(Dataset rows)
-----

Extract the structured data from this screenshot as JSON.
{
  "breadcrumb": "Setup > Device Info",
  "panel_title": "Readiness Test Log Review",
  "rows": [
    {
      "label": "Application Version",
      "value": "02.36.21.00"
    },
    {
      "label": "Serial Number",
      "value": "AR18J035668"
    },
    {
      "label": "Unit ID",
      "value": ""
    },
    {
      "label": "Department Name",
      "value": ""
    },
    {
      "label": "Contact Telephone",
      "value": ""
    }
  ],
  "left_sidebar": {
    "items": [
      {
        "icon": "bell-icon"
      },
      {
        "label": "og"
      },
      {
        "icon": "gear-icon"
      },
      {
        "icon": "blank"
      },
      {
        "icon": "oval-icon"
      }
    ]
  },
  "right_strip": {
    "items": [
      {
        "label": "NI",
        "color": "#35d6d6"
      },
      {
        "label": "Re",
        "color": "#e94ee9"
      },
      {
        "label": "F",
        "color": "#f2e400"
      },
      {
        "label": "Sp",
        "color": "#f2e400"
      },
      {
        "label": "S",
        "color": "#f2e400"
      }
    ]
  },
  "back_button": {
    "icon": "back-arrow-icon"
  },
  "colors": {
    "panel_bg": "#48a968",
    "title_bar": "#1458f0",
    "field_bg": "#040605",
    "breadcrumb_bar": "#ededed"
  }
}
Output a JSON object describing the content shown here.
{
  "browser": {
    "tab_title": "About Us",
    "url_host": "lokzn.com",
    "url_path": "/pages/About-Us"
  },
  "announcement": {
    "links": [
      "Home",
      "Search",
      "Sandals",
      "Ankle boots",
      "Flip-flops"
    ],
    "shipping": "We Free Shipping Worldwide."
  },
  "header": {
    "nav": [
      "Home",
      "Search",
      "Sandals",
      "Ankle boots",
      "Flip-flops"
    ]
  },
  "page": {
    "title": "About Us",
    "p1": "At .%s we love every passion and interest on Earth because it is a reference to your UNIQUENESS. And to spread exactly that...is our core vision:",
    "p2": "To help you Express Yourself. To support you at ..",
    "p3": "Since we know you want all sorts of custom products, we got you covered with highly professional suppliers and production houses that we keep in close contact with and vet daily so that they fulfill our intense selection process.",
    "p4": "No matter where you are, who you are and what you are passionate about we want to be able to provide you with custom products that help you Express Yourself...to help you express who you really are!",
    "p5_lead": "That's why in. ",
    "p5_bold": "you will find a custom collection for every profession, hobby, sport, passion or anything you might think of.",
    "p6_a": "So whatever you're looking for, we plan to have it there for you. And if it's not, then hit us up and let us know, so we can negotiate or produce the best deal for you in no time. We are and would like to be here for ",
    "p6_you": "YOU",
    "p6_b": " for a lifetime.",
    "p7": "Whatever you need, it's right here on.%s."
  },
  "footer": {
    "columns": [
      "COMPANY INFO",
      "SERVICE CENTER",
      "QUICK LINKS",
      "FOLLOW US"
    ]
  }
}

-----

* Task to carry out *
Copy each line of the entries that includes the word "know".

* Problem solution *
    "p3": "Since we know you want all sorts of custom products, we got you covered with highly professional suppliers and production houses that we keep in close contact with and vet daily so that they fulfill our intense selection process.",
    "p6_a": "So whatever you're looking for, we plan to have it there for you. And if it's not, then hit us up and let us know, so we can negotiate or produce the best deal for you in no time. We are and would like to be here for ",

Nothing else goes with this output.